**The exercise:**
Reproduce every line of the material below without changing anything.

**Given records:**

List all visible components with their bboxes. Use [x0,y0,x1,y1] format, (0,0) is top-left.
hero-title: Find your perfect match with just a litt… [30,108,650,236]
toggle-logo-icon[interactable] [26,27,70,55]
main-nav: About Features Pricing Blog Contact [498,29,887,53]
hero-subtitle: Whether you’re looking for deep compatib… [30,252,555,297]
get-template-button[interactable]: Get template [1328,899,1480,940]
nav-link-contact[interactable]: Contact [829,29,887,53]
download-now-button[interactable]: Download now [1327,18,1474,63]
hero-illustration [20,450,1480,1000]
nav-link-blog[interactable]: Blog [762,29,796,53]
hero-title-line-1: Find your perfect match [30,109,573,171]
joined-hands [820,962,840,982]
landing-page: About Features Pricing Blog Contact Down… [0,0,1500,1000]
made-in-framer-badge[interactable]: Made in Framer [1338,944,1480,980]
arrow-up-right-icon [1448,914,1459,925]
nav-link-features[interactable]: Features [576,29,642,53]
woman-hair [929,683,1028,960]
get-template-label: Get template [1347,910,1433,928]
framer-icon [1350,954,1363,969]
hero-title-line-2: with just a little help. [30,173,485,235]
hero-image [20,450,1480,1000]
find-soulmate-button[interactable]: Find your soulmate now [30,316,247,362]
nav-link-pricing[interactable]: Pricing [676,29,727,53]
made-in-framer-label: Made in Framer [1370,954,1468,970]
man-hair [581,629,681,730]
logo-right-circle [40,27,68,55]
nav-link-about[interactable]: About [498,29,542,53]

**Exercise response:**
List all visible components with their bboxes. Use [x0,y0,x1,y1] format, (0,0) is top-left.
hero-title: Find your perfect match with just a litt… [30,108,650,236]
toggle-logo-icon[interactable] [26,27,70,55]
main-nav: About Features Pricing Blog Contact [498,29,887,53]
hero-subtitle: Whether you’re looking for deep compatib… [30,252,555,297]
get-template-button[interactable]: Get template [1328,899,1480,940]
nav-link-contact[interactable]: Contact [829,29,887,53]
download-now-button[interactable]: Download now [1327,18,1474,63]
hero-illustration [20,450,1480,1000]
nav-link-blog[interactable]: Blog [762,29,796,53]
hero-title-line-1: Find your perfect match [30,109,573,171]
joined-hands [820,962,840,982]
landing-page: About Features Pricing Blog Contact Down… [0,0,1500,1000]
made-in-framer-badge[interactable]: Made in Framer [1338,944,1480,980]
arrow-up-right-icon [1448,914,1459,925]
nav-link-features[interactable]: Features [576,29,642,53]
woman-hair [929,683,1028,960]
get-template-label: Get template [1347,910,1433,928]
framer-icon [1350,954,1363,969]
hero-title-line-2: with just a little help. [30,173,485,235]
hero-image [20,450,1480,1000]
find-soulmate-button[interactable]: Find your soulmate now [30,316,247,362]
nav-link-pricing[interactable]: Pricing [676,29,727,53]
made-in-framer-label: Made in Framer [1370,954,1468,970]
man-hair [581,629,681,730]
logo-right-circle [40,27,68,55]
nav-link-about[interactable]: About [498,29,542,53]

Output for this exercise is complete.